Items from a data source
— start —

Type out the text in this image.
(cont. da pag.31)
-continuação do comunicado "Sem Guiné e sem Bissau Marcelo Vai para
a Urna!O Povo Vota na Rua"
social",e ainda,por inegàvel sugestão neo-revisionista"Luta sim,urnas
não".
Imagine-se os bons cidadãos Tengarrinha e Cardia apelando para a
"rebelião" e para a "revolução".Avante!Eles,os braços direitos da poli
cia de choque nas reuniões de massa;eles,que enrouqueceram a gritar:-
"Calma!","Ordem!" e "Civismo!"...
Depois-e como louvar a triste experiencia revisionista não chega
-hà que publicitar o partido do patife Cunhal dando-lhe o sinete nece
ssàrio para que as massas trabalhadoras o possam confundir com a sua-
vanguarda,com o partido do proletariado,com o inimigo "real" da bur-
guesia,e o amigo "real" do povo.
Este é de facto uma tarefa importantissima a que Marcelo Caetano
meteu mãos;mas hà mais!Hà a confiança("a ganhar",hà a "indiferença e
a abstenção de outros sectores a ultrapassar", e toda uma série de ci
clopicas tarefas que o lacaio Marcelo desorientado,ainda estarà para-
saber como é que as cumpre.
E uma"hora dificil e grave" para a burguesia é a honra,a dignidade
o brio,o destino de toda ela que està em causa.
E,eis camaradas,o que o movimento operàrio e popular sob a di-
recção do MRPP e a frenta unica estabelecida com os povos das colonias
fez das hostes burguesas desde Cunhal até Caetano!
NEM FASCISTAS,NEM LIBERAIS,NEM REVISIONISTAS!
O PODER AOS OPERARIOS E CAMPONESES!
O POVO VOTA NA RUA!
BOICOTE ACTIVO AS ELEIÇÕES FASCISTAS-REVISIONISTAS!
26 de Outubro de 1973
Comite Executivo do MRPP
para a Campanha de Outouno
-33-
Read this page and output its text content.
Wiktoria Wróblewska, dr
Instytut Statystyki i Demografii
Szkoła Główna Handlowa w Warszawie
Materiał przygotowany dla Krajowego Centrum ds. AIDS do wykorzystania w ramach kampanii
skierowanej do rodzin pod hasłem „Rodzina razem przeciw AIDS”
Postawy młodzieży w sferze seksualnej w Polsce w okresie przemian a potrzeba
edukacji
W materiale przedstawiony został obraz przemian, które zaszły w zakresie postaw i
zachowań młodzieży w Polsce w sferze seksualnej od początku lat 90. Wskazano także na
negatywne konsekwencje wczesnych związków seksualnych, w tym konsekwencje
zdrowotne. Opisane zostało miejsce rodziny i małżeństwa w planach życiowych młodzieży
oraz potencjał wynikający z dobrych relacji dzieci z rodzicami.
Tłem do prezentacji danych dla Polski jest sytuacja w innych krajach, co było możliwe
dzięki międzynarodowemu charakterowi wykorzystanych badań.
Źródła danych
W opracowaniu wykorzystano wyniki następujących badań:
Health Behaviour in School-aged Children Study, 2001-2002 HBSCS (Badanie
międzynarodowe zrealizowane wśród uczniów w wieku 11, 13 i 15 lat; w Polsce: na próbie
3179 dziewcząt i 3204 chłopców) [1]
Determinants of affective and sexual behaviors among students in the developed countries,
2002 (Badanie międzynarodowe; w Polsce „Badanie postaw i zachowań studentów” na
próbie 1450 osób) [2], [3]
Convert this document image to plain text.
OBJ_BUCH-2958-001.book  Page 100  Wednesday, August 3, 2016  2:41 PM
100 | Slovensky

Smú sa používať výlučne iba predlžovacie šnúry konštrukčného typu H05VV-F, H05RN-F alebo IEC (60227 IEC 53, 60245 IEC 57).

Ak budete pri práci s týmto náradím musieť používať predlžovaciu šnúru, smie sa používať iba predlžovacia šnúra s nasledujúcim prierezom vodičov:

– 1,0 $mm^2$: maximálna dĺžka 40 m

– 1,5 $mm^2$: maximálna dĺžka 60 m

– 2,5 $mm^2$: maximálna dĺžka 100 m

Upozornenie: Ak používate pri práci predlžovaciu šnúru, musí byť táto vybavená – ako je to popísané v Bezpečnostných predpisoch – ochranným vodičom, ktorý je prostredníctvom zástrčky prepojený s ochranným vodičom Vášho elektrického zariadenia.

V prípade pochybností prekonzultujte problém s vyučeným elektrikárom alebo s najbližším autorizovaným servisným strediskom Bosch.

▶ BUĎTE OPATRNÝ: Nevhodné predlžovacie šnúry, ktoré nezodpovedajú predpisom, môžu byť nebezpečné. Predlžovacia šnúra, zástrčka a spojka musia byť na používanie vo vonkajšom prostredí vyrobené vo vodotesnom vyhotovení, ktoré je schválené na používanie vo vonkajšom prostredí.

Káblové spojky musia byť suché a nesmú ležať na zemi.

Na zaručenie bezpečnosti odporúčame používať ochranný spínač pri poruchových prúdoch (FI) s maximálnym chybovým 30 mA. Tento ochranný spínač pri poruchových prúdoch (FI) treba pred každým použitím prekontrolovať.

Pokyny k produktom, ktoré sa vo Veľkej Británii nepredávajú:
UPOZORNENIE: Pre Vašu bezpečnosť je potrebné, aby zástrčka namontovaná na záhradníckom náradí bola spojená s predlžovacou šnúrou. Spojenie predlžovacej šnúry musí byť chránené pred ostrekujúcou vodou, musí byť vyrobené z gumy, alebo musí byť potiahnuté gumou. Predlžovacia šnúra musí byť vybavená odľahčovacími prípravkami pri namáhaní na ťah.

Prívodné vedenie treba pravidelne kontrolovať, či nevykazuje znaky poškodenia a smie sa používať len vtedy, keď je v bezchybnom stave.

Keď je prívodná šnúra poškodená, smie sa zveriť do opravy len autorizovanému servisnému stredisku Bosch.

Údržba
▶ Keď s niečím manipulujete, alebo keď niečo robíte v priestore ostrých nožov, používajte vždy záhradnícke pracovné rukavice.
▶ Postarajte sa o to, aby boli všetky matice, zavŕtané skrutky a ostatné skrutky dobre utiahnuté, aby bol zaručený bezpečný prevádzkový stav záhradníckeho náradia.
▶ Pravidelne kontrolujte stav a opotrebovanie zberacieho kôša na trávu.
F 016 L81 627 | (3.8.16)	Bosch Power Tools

— end —

What the task requires
Identify how many lines in the entries above include the string "Bosch", then state that number alone.

Reply to the exercise
3